Brief: List each line in which the string "электронной" appears.

Provided entries:
********

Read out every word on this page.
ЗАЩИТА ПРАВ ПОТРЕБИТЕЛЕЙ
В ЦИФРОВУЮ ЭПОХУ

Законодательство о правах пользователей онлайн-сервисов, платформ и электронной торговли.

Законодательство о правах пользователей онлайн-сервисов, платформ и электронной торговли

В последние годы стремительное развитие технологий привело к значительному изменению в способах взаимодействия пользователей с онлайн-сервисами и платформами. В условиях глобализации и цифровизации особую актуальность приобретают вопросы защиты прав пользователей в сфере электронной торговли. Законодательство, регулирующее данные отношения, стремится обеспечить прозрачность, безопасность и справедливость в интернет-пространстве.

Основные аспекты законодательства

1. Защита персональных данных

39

********

Exercise output:
Законодательство о правах пользователей онлайн-сервисов, платформ и электронной торговли.
Законодательство о правах пользователей онлайн-сервисов, платформ и электронной торговли
В последние годы стремительное развитие технологий привело к значительному изменению в способах взаимодействия пользователей с онлайн-сервисами и платформами. В условиях глобализации и цифровизации особую актуальность приобретают вопросы защиты прав пользователей в сфере электронной торговли. Законодательство, регулирующее данные отношения, стремится обеспечить прозрачность, безопасность и справедливость в интернет-пространстве.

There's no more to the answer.